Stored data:
════════════════════
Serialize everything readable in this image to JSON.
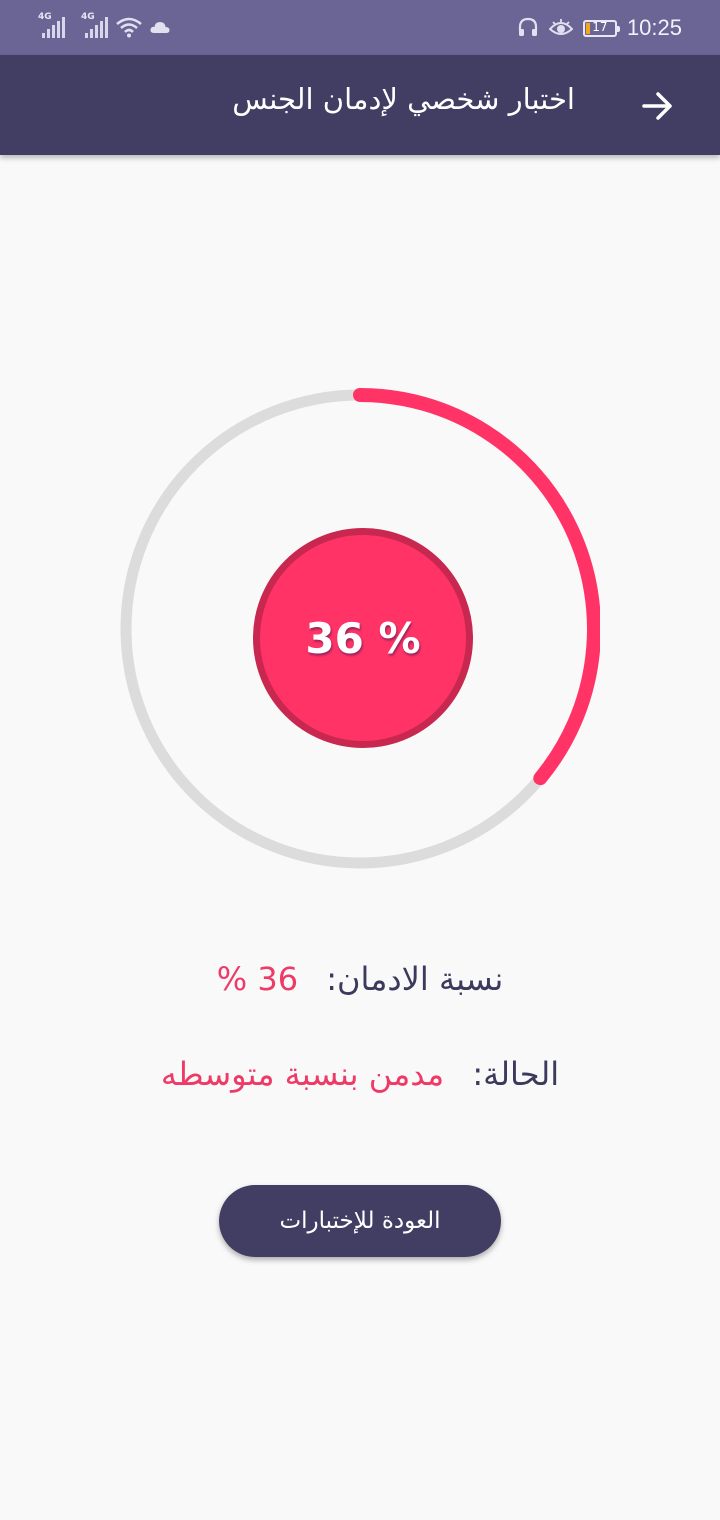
{
  "status_bar": {
    "network1": "4G",
    "network2": "4G",
    "battery_level": "17",
    "time": "10:25",
    "icons": [
      "signal-icon",
      "signal-icon",
      "wifi-icon",
      "cloud-icon",
      "headset-icon",
      "eye-icon",
      "battery-icon"
    ]
  },
  "app_bar": {
    "title": "اختبار شخصي لإدمان الجنس",
    "back_icon": "arrow-right-icon"
  },
  "result": {
    "percent": 36,
    "percent_text": "36 %",
    "colors": {
      "progress": "#ff3366",
      "track": "#dcdcdc",
      "center_border": "#c8284f"
    }
  },
  "details": {
    "addiction_label": "نسبة الادمان:",
    "addiction_value": "36 %",
    "status_label": "الحالة:",
    "status_value": "مدمن بنسبة متوسطه"
  },
  "actions": {
    "back_button_label": "العودة للإختبارات"
  },
  "colors": {
    "status_bar": "#6b6596",
    "app_bar": "#423e63",
    "accent": "#ee3a67",
    "background": "#f9f9f9"
  }
}
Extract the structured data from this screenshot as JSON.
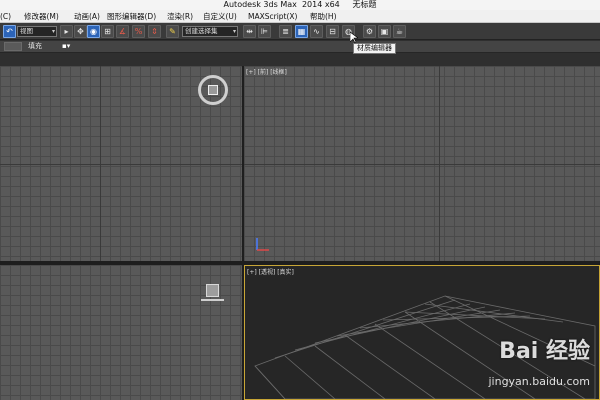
{
  "window": {
    "title": "Autodesk 3ds Max  2014 x64     无标题"
  },
  "menu": {
    "items": [
      "(C)",
      "修改器(M)",
      "动画(A)",
      "图形编辑器(D)",
      "渲染(R)",
      "自定义(U)",
      "MAXScript(X)",
      "帮助(H)"
    ]
  },
  "toolbar": {
    "selection_filter": "视图",
    "named_selection": "创建选择集",
    "tooltip": "材质编辑器",
    "icons": [
      "undo-icon",
      "select-move-icon",
      "select-rotate-icon",
      "selection-filter-icon",
      "angle-snap-icon",
      "percent-snap-icon",
      "spinner-snap-icon",
      "edit-named-sets-icon",
      "mirror-icon",
      "align-icon",
      "layer-manager-icon",
      "graphite-icon",
      "curve-editor-icon",
      "schematic-view-icon",
      "material-editor-icon",
      "render-setup-icon",
      "rendered-frame-icon",
      "render-icon",
      "teapot-icon"
    ],
    "accent": "#2c64b8"
  },
  "ribbon": {
    "label": "填充"
  },
  "viewports": {
    "top_right_label": "[+] [前] [线框]",
    "bottom_right_label": "[+] [透视] [真实]",
    "active_border": "#c8a636"
  },
  "watermark": {
    "logo": "Bai 经验",
    "url": "jingyan.baidu.com"
  }
}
════════════════════
> BRIEF: Copy all lines from the entries that contain the word "editor".

> TASK SOLUTION:
      "curve-editor-icon",
      "material-editor-icon",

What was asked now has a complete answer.